### SHORT TASK
Take every line where the string "nicht" appears and copy it.

[Dataset entries]
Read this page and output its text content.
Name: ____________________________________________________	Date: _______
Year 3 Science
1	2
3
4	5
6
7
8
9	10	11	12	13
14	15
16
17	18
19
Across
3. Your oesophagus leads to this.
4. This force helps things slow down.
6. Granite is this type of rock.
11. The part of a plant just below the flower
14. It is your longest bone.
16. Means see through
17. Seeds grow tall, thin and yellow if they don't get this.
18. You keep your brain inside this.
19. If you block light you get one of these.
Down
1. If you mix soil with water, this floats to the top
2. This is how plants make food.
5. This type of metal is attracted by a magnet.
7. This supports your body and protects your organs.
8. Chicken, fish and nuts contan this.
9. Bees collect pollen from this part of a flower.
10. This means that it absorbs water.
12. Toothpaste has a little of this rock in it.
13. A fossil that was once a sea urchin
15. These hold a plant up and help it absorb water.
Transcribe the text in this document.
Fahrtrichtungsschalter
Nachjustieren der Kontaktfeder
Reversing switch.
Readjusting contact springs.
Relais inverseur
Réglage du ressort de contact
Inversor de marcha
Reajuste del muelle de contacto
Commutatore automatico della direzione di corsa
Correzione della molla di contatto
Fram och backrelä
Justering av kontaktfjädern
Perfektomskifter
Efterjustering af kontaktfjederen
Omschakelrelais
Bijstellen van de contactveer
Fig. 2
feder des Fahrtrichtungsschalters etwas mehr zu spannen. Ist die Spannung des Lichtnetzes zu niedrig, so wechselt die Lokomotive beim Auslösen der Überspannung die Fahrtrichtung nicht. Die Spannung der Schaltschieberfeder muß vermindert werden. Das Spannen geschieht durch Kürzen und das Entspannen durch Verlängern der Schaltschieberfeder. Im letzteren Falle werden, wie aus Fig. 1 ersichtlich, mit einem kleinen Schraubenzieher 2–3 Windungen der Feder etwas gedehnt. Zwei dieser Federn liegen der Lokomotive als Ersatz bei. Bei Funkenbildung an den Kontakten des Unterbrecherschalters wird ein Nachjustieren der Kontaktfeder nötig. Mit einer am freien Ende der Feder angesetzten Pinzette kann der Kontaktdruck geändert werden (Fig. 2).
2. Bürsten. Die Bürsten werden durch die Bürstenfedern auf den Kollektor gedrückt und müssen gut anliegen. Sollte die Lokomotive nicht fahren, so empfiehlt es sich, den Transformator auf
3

### IN RESPONSE
feder des Fahrtrichtungsschalters etwas mehr zu spannen. Ist die Spannung des Lichtnetzes zu niedrig, so wechselt die Lokomotive beim Auslösen der Überspannung die Fahrtrichtung nicht. Die Spannung der Schaltschieberfeder muß vermindert werden. Das Spannen geschieht durch Kürzen und das Entspannen durch Verlängern der Schaltschieberfeder. Im letzteren Falle werden, wie aus Fig. 1 ersichtlich, mit einem kleinen Schraubenzieher 2–3 Windungen der Feder etwas gedehnt. Zwei dieser Federn liegen der Lokomotive als Ersatz bei. Bei Funkenbildung an den Kontakten des Unterbrecherschalters wird ein Nachjustieren der Kontaktfeder nötig. Mit einer am freien Ende der Feder angesetzten Pinzette kann der Kontaktdruck geändert werden (Fig. 2).
2. Bürsten. Die Bürsten werden durch die Bürstenfedern auf den Kollektor gedrückt und müssen gut anliegen. Sollte die Lokomotive nicht fahren, so empfiehlt es sich, den Transformator auf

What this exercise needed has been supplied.